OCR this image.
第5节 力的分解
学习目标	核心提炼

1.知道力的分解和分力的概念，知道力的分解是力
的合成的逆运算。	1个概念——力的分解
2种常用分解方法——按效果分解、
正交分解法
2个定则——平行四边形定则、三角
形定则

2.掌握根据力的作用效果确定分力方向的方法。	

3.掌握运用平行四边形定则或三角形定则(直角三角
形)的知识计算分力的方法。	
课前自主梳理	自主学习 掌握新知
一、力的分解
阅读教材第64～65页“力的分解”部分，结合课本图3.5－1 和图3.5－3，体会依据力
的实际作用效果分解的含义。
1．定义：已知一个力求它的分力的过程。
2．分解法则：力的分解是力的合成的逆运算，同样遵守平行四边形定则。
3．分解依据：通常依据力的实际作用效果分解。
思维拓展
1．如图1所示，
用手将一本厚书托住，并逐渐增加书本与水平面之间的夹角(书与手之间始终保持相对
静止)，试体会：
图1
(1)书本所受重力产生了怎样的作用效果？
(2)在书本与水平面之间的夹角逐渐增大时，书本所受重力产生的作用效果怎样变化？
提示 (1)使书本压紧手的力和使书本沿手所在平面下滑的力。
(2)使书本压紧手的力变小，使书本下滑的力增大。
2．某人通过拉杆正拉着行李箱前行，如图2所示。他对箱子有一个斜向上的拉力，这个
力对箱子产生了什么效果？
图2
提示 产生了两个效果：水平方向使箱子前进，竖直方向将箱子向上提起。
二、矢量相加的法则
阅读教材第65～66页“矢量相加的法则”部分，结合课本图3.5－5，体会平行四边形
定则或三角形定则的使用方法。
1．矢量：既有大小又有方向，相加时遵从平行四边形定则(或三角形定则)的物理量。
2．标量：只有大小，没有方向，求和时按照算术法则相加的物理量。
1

# # #

_Short problem_
Scan the entries above. Copy each line that has the string "矢量相加的法则".

_The answer_
二、矢量相加的法则
阅读教材第65～66页“矢量相加的法则”部分，结合课本图3.5－5，体会平行四边形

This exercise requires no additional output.